# Objective:
Continue the film review of Cheshire's documentary on his family's plantation, beginning after its final sentence.

--- Text ---

As a New York-based film critic, Cheshire sees more than the nuts and bolts of his mother’s ancestral home. He extensively surveys where our images of the Southern plantation come from, which are intertwined with the country’s fascination and complications with race, sex, and wealth. Through a lot of clips and photographs, he reviews the impact of minstrel shows that played on Americans’ longing for a pastoral past, and examines other milestones—Uncle Tom’s Cabin, from book to silent film and TV movie, and The Klansman, from book to its adaptation as D.W. Griffiths’ The Birth of A Nation, which simultaneously revived the Klan in imitation and galvanized the NAACP in protest. 

The country’s reconstructed memories are then particularized through Cheshire’s family, especially in wary interviews. Midway has long been dominated by matriarchs, who are said to still haunt the house, from Mary Hinton, who lived there during the Civil War and ran the plantation for 40 years after her husband died, and her daughter Mimi Hinton, who lived there her entire long life and gave the filmmaker a fanciful genealogy and family history, which emphasized an aristocratic past and masters who were “kind” to their slaves. They could have been the template for William Faulkner’s description, in Requiem for a Nun, for “The undefeated undefeatable women, vulnerable only to death, resisted, endured…unsurrendered, irreconcilable who even after another thirty-five years would still get up and stalk out of picture houses showing Gone With the Wind.” Where Faulkner saw these upholders of the myth rejecting the film for its admission that the glorious cause was lost, Cheshire perceives its glorification, with Hollywood’s creation continuing to resonate.

--- Data provided ---

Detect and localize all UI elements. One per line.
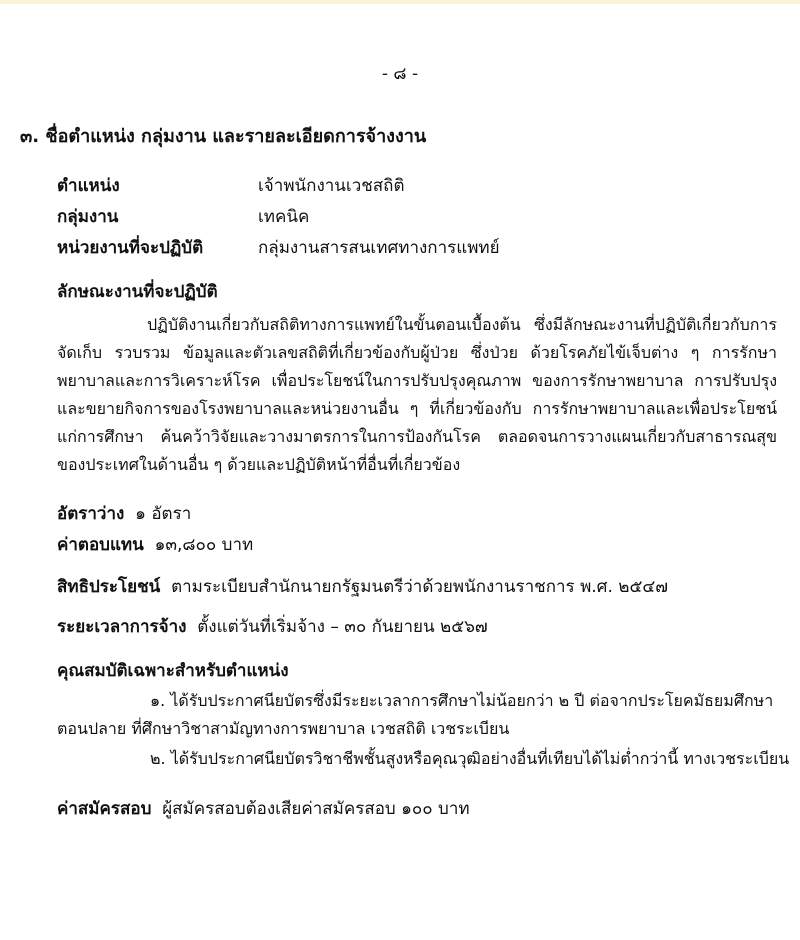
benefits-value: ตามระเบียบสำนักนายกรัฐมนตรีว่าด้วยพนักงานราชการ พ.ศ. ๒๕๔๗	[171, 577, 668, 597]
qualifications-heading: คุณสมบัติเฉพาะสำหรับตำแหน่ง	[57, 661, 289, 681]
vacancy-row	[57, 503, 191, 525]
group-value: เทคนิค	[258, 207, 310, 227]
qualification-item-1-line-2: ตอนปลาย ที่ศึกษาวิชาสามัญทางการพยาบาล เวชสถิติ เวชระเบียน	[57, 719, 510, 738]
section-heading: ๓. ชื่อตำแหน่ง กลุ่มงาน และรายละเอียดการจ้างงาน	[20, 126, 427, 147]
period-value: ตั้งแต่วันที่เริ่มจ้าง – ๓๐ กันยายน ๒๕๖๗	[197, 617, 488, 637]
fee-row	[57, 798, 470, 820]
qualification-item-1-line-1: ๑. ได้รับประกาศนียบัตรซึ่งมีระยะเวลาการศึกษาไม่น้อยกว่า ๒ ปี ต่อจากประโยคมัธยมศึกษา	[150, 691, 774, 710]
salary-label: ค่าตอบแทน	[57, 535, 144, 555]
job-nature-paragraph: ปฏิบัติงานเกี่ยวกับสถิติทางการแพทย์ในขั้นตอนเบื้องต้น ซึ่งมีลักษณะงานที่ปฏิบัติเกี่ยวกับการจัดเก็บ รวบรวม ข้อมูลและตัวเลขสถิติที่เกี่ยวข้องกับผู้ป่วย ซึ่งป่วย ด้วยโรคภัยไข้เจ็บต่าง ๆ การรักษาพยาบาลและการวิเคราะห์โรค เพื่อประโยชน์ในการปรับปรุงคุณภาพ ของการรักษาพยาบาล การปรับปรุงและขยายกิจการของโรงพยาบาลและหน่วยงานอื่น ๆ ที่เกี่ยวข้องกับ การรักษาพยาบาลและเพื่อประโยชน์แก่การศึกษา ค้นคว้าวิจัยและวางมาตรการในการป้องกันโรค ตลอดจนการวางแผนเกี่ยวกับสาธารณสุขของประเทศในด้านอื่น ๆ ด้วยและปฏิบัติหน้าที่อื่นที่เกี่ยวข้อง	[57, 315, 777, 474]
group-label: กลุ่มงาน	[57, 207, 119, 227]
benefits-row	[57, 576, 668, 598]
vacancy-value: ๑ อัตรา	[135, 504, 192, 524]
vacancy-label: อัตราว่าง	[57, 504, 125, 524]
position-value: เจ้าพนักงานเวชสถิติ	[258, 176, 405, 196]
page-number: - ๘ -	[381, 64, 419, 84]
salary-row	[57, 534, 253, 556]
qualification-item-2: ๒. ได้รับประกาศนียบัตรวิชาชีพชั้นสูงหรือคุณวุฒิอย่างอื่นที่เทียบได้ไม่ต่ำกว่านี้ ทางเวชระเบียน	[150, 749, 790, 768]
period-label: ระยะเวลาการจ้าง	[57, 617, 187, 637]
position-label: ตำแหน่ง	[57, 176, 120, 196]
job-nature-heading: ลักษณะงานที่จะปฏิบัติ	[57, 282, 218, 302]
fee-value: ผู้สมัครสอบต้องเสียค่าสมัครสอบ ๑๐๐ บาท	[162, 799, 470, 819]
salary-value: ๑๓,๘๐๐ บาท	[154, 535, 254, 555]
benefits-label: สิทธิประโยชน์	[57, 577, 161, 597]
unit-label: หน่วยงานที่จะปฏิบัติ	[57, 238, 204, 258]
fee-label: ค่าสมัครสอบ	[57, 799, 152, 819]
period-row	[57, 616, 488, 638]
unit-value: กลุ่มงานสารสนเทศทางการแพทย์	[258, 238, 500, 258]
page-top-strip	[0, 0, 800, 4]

---

# Answer below:
Then not only did the Roots TV mini-series, also shown in clips, make “white Americans feel guilty about slavery” and “shattered the plantation myth,” according to Cheshire, it had an impact on the direction of this film. Spurred on by the series, African Americans began researching their families and descendants of slaves from particular plantations. In the process of tracking down the African-American man who once came by Midway doing such research, Cheshire coincidentally finds a distant relative who can substantively provide a black point of view, NYU historian Robert Hinton, who helps him confirm how their family trees intersected.   

Together they figure out who the visitor was, which leads them, just as serendipitously, to yet another elderly witness and more background on Midway. Unfortunately, the level of historical research and documentation that Henry Louis Gates, Jr. amassed for his African American Lives PBS series is not available to this small independent production, so the folksy, and less accurate, family and Hollywood memories leave more of an impression than the real story recounted by Dr. Hinton and other academics.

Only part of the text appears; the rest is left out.